• _DESCRIPTION OF THE TASK_: Revise the lines starting with the line containing "second-term-value: 47 bbox=[689, 401, 705, 417]" and going on through the line containing "first-term-year: 2001 bbox=[230, 400, 265, 418]", replacing "bbox" with "box" and leaving everything else unchanged. Give only those lines.

• _RECORDS SUPPLIED_:

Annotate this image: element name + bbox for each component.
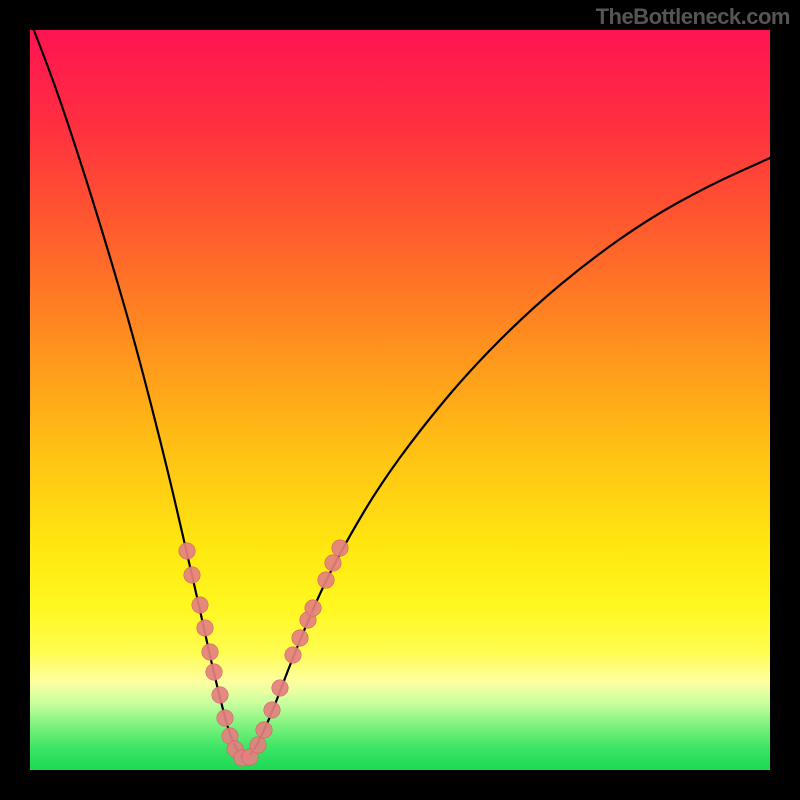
data-marker [325, 555, 341, 571]
data-marker [179, 543, 195, 559]
data-marker [206, 664, 222, 680]
data-marker [184, 567, 200, 583]
data-marker [250, 737, 266, 753]
data-marker [264, 702, 280, 718]
data-marker [318, 572, 334, 588]
data-marker [192, 597, 208, 613]
data-marker [332, 540, 348, 556]
data-marker [202, 644, 218, 660]
data-marker [197, 620, 213, 636]
data-marker [305, 600, 321, 616]
data-marker [212, 687, 228, 703]
watermark-text: TheBottleneck.com [596, 4, 790, 30]
data-marker [292, 630, 308, 646]
data-marker [256, 722, 272, 738]
data-marker [285, 647, 301, 663]
data-marker [217, 710, 233, 726]
chart-background [30, 30, 770, 770]
data-marker [272, 680, 288, 696]
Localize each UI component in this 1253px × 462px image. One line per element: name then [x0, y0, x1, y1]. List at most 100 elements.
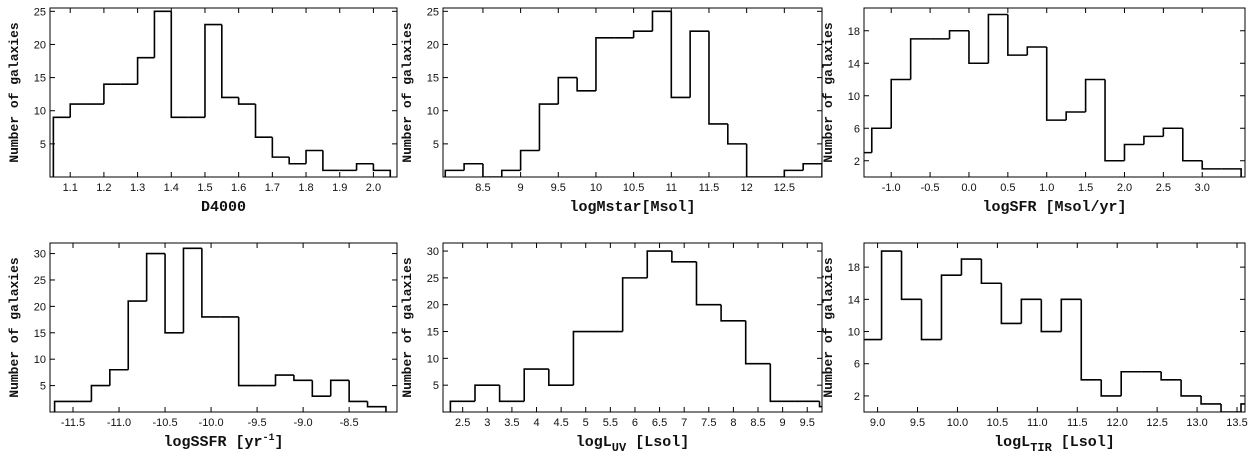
- histogram-bin: [1026, 46, 1047, 56]
- histogram-bin: [348, 380, 368, 403]
- histogram-bin: [322, 150, 340, 172]
- histogram-bin: [254, 104, 273, 139]
- x-tick-label: -9.5: [248, 417, 267, 429]
- y-tick-label: 10: [34, 106, 46, 118]
- x-axis-label: logLTIR [Lsol]: [994, 434, 1115, 455]
- histogram-bin: [1182, 128, 1203, 162]
- histogram-bin: [153, 10, 172, 58]
- histogram-bin: [783, 169, 804, 177]
- histogram-bin: [960, 258, 982, 276]
- histogram-bin: [500, 169, 521, 177]
- histogram-bin: [329, 379, 350, 397]
- y-axis-label: Number of galaxies: [400, 257, 415, 398]
- y-tick-label: 5: [40, 139, 46, 151]
- x-tick-label: 10.0: [947, 417, 968, 429]
- y-tick-label: 14: [848, 294, 860, 306]
- histogram-bin: [572, 330, 599, 386]
- x-tick-label: 10: [590, 182, 602, 194]
- y-tick-label: 5: [40, 381, 46, 393]
- histogram: [864, 13, 1242, 177]
- y-tick-label: 10: [34, 354, 46, 366]
- x-tick-label: 9: [780, 417, 786, 429]
- x-tick-label: -11.5: [61, 417, 85, 429]
- histogram-bin: [221, 24, 239, 99]
- histogram-bin: [237, 316, 258, 387]
- histogram-bin: [632, 30, 653, 38]
- histogram-bin: [1220, 403, 1242, 412]
- histogram-bin: [53, 400, 74, 412]
- histogram-bin: [1221, 168, 1242, 177]
- histogram-bin: [769, 363, 795, 403]
- x-tick-label: 1.3: [130, 182, 145, 194]
- x-tick-label: 8.5: [475, 182, 490, 194]
- y-tick-label: 20: [34, 301, 46, 313]
- x-tick-label: 7.5: [701, 417, 716, 429]
- x-tick-label: 12.5: [1146, 417, 1167, 429]
- y-axis-label: Number of galaxies: [400, 22, 415, 163]
- plot-frame: [49, 242, 398, 413]
- x-axis-label: logLUV [Lsol]: [576, 434, 689, 455]
- x-tick-label: 11.0: [1027, 417, 1048, 429]
- x-tick-label: 1.1: [63, 182, 78, 194]
- histogram-bin: [1143, 135, 1164, 145]
- histogram-bin: [69, 103, 88, 118]
- histogram-bin: [727, 123, 747, 145]
- histogram-bin: [164, 253, 184, 334]
- histogram-bin: [444, 169, 465, 177]
- x-tick-label: 2.5: [1156, 182, 1171, 194]
- histogram-bin: [293, 375, 313, 382]
- histogram-bin: [1060, 298, 1082, 332]
- y-tick-label: 18: [848, 26, 860, 38]
- y-tick-label: 15: [34, 73, 46, 85]
- x-tick-label: 4.5: [553, 417, 568, 429]
- histogram-bin: [689, 30, 709, 98]
- histogram-bin: [170, 11, 189, 119]
- y-tick-label: 14: [848, 58, 860, 70]
- y-tick-label: 20: [427, 39, 439, 51]
- histogram-bin: [708, 31, 728, 125]
- x-tick-label: 1.2: [96, 182, 111, 194]
- x-tick-label: -1.0: [882, 182, 901, 194]
- x-axis-label-part: logL: [576, 434, 612, 451]
- histogram-bin: [621, 277, 648, 332]
- x-tick-label: 1.5: [1078, 182, 1093, 194]
- histogram-bin: [695, 261, 722, 306]
- x-tick-label: 13.5: [1226, 417, 1247, 429]
- plot-frame: [49, 7, 398, 178]
- histogram-bin: [1007, 14, 1028, 56]
- y-tick-label: 18: [848, 262, 860, 274]
- histogram-bin: [980, 259, 1002, 285]
- x-tick-label: 9.5: [910, 417, 925, 429]
- histogram-bin: [1040, 299, 1062, 333]
- y-tick-label: 25: [427, 6, 439, 18]
- y-tick-label: 20: [427, 300, 439, 312]
- x-tick-label: 11.5: [699, 182, 720, 194]
- y-tick-label: 15: [427, 327, 439, 339]
- panel: 9.0 9.5 10.0 10.5 11.0 11.5 12.0 12.5 13.0 13.5 2 6…: [821, 242, 1248, 455]
- histogram-bin: [311, 380, 331, 397]
- y-axis-label: Number of galaxies: [821, 22, 836, 163]
- x-tick-label: 12.5: [774, 182, 795, 194]
- x-tick-label: 11.5: [1067, 417, 1088, 429]
- x-tick-label: 9.0: [870, 417, 885, 429]
- y-tick-label: 2: [854, 391, 860, 403]
- x-axis-label: logMstar[Msol]: [569, 199, 695, 216]
- x-tick-label: 11: [666, 182, 677, 194]
- histogram-bin: [274, 374, 294, 386]
- x-axis-label-part: logSSFR [yr: [163, 434, 262, 451]
- histogram-bin: [305, 149, 323, 164]
- plot-frame: [442, 7, 823, 178]
- x-tick-label: -11.0: [107, 417, 131, 429]
- x-axis-label-part: -1: [263, 433, 275, 444]
- y-tick-label: 6: [854, 359, 860, 371]
- histogram-bin: [548, 369, 574, 386]
- histogram-bin: [968, 30, 989, 65]
- y-tick-label: 6: [854, 123, 860, 135]
- histogram-bin: [136, 56, 155, 85]
- y-axis-label: Number of galaxies: [821, 257, 836, 398]
- y-tick-label: 5: [433, 380, 439, 392]
- y-tick-label: 30: [427, 246, 439, 258]
- x-tick-label: 3.0: [1195, 182, 1210, 194]
- histogram-bin: [288, 157, 307, 165]
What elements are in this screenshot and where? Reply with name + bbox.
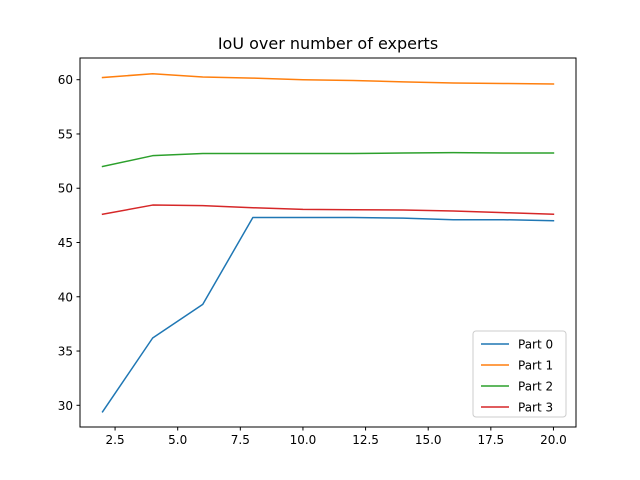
x-tick-label: 5.0	[168, 433, 187, 447]
chart-title: IoU over number of experts	[218, 34, 438, 53]
y-tick-label: 35	[58, 345, 73, 359]
axes-group: 2.5 5.0 7.5 10.0 12.5 15.0 17.5 20.0 30 35 40 45 50 5…	[58, 57, 577, 447]
legend-label-part-3: Part 3	[518, 401, 553, 415]
series-line-part-0	[101, 216, 555, 413]
y-tick-label: 60	[58, 73, 73, 87]
y-tick-label: 40	[58, 290, 73, 304]
x-tick-label: 17.5	[477, 433, 504, 447]
y-tick-label: 45	[58, 236, 73, 250]
x-tick-label: 12.5	[352, 433, 379, 447]
x-tick-label: 7.5	[231, 433, 250, 447]
x-tick-label: 15.0	[415, 433, 442, 447]
series-group	[101, 72, 555, 413]
series-line-part-3	[101, 204, 555, 216]
y-tick-label: 30	[58, 399, 73, 413]
legend-label-part-1: Part 1	[518, 359, 553, 373]
legend-label-part-0: Part 0	[518, 338, 553, 352]
y-tick-label: 50	[58, 182, 73, 196]
y-tick-label: 55	[58, 127, 73, 141]
x-tick-label: 10.0	[290, 433, 317, 447]
legend: Part 0 Part 1 Part 2 Part 3	[472, 330, 567, 418]
x-tick-label: 2.5	[106, 433, 125, 447]
legend-label-part-2: Part 2	[518, 380, 553, 394]
series-line-part-2	[101, 151, 555, 168]
series-line-part-1	[101, 72, 555, 85]
x-tick-label: 20.0	[540, 433, 567, 447]
legend-box	[472, 330, 567, 418]
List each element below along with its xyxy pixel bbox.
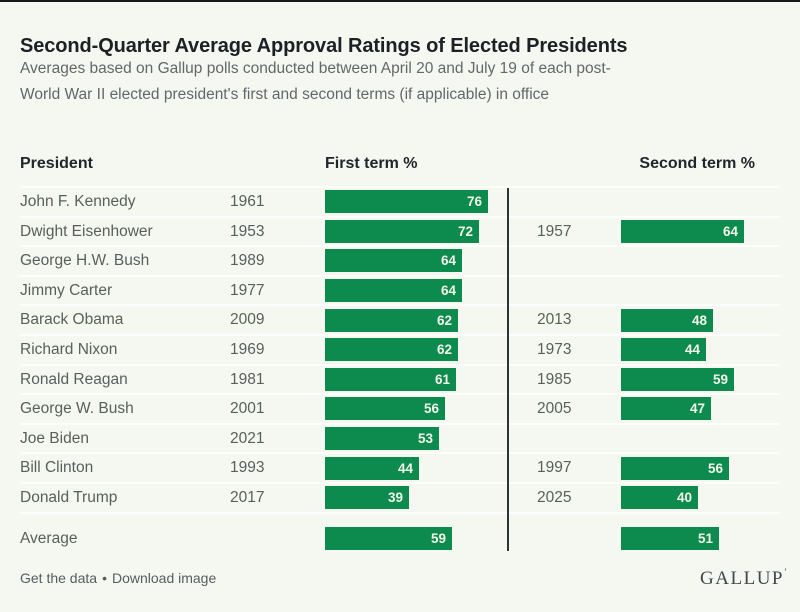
second-term-value: 47 bbox=[689, 401, 705, 417]
subtitle-line-2: World War II elected president's first a… bbox=[20, 86, 550, 103]
first-term-year: 2021 bbox=[230, 429, 265, 447]
first-term-bar: 39 bbox=[325, 486, 409, 510]
second-term-year: 2025 bbox=[537, 488, 572, 506]
president-name: John F. Kennedy bbox=[20, 193, 136, 210]
second-term-value: 64 bbox=[722, 223, 738, 239]
first-term-bar: 53 bbox=[325, 427, 439, 451]
first-term-year: 2001 bbox=[230, 400, 265, 418]
table-row: Joe Biden 2021 53 bbox=[20, 425, 780, 455]
chart-rows: John F. Kennedy 1961 76 Dwight Eisenhowe… bbox=[20, 186, 780, 552]
footer-separator: • bbox=[102, 570, 107, 586]
subtitle-line-1: Averages based on Gallup polls conducted… bbox=[20, 60, 611, 77]
second-term-value: 44 bbox=[684, 342, 700, 358]
first-term-value: 62 bbox=[436, 342, 452, 358]
first-term-year: 2009 bbox=[230, 311, 265, 329]
first-term-value: 76 bbox=[466, 194, 482, 210]
chart-subtitle: Averages based on Gallup polls conducted… bbox=[20, 56, 776, 108]
second-term-bar: 56 bbox=[621, 456, 729, 480]
footer-links: Get the data • Download image bbox=[20, 570, 216, 586]
first-term-year: 2017 bbox=[230, 488, 265, 506]
first-term-value: 62 bbox=[436, 312, 452, 328]
column-header-second-term: Second term % bbox=[639, 155, 755, 172]
top-border-rule bbox=[0, 0, 800, 2]
first-term-bar: 64 bbox=[325, 249, 462, 273]
first-term-bar: 62 bbox=[325, 338, 458, 362]
second-term-year: 2013 bbox=[537, 311, 572, 329]
first-term-year: 1977 bbox=[230, 281, 265, 299]
first-term-value: 64 bbox=[440, 253, 456, 269]
second-term-value: 48 bbox=[691, 312, 707, 328]
download-image-link[interactable]: Download image bbox=[111, 570, 217, 586]
president-name: Dwight Eisenhower bbox=[20, 222, 153, 240]
second-term-value: 59 bbox=[712, 371, 728, 387]
get-the-data-link[interactable]: Get the data bbox=[20, 570, 98, 586]
table-row: Donald Trump 2017 39 2025 40 bbox=[20, 484, 780, 514]
second-term-year: 1985 bbox=[537, 370, 572, 388]
president-name: Jimmy Carter bbox=[20, 281, 113, 299]
first-term-year: 1981 bbox=[230, 370, 265, 388]
first-term-year: 1969 bbox=[230, 340, 265, 358]
column-header-president: President bbox=[20, 155, 93, 172]
table-row: Dwight Eisenhower 1953 72 1957 64 bbox=[20, 218, 780, 248]
table-row: Ronald Reagan 1981 61 1985 59 bbox=[20, 366, 780, 396]
president-name: Joe Biden bbox=[20, 429, 89, 447]
first-term-year: 1989 bbox=[230, 252, 265, 270]
second-term-year: 1957 bbox=[537, 222, 572, 240]
first-term-value: 61 bbox=[434, 371, 450, 387]
president-name: Barack Obama bbox=[20, 311, 124, 329]
second-term-bar: 64 bbox=[621, 219, 744, 243]
table-row: George H.W. Bush 1989 64 bbox=[20, 247, 780, 277]
page-title: Second-Quarter Average Approval Ratings … bbox=[20, 35, 628, 58]
president-name: Richard Nixon bbox=[20, 340, 118, 358]
first-term-value: 39 bbox=[387, 490, 403, 506]
table-row: Bill Clinton 1993 44 1997 56 bbox=[20, 454, 780, 484]
second-term-bar: 40 bbox=[621, 486, 698, 510]
table-row: Richard Nixon 1969 62 1973 44 bbox=[20, 336, 780, 366]
first-term-value: 72 bbox=[457, 223, 473, 239]
column-header-first-term: First term % bbox=[325, 155, 418, 172]
table-row: Barack Obama 2009 62 2013 48 bbox=[20, 306, 780, 336]
second-term-bar: 47 bbox=[621, 397, 711, 421]
first-term-year: 1961 bbox=[230, 193, 265, 210]
first-term-value: 59 bbox=[430, 530, 446, 546]
first-term-bar: 64 bbox=[325, 279, 462, 303]
first-term-year: 1993 bbox=[230, 459, 265, 477]
first-term-bar: 62 bbox=[325, 308, 458, 332]
first-term-bar: 44 bbox=[325, 456, 419, 480]
second-term-year: 1973 bbox=[537, 340, 572, 358]
second-term-bar: 51 bbox=[621, 526, 719, 550]
first-term-bar: 61 bbox=[325, 367, 456, 391]
second-term-bar: 48 bbox=[621, 308, 713, 332]
second-term-bar: 59 bbox=[621, 367, 734, 391]
first-term-year: 1953 bbox=[230, 222, 265, 240]
president-name: George H.W. Bush bbox=[20, 252, 150, 270]
gallup-logo: GALLUP’ bbox=[700, 567, 787, 590]
first-term-value: 56 bbox=[423, 401, 439, 417]
table-row: John F. Kennedy 1961 76 bbox=[20, 188, 780, 218]
first-term-value: 53 bbox=[417, 431, 433, 447]
first-term-bar: 56 bbox=[325, 397, 445, 421]
president-name: Donald Trump bbox=[20, 488, 118, 506]
gallup-wordmark: GALLUP bbox=[700, 568, 784, 589]
second-term-bar: 44 bbox=[621, 338, 706, 362]
first-term-bar: 76 bbox=[325, 190, 488, 214]
table-row: George W. Bush 2001 56 2005 47 bbox=[20, 395, 780, 425]
first-term-bar: 72 bbox=[325, 219, 479, 243]
second-term-year: 2005 bbox=[537, 400, 572, 418]
second-term-value: 51 bbox=[697, 530, 713, 546]
president-name: Bill Clinton bbox=[20, 459, 94, 477]
second-term-year: 1997 bbox=[537, 459, 572, 477]
president-name: George W. Bush bbox=[20, 400, 134, 418]
table-row: Average 59 51 bbox=[20, 525, 780, 553]
first-term-value: 64 bbox=[440, 283, 456, 299]
president-name: Average bbox=[20, 529, 78, 547]
second-term-value: 40 bbox=[676, 490, 692, 506]
president-name: Ronald Reagan bbox=[20, 370, 128, 388]
second-term-value: 56 bbox=[707, 460, 723, 476]
table-row: Jimmy Carter 1977 64 bbox=[20, 277, 780, 307]
panel-divider-line bbox=[507, 188, 509, 551]
first-term-bar: 59 bbox=[325, 526, 452, 550]
gallup-trademark: ’ bbox=[784, 567, 787, 577]
first-term-value: 44 bbox=[397, 460, 413, 476]
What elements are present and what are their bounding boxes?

• _RESULT BELOW_:
second-term-value: 47 box=[689, 401, 705, 417]
subtitle-line-2: World War II elected president's first a… box=[20, 86, 550, 103]
first-term-year: 2021 box=[230, 429, 265, 447]
first-term-bar: 39 box=[325, 486, 409, 510]
second-term-year: 2025 box=[537, 488, 572, 506]
president-name: John F. Kennedy box=[20, 193, 136, 210]
second-term-value: 64 box=[722, 223, 738, 239]
first-term-bar: 53 box=[325, 427, 439, 451]
first-term-year: 2001 box=[230, 400, 265, 418]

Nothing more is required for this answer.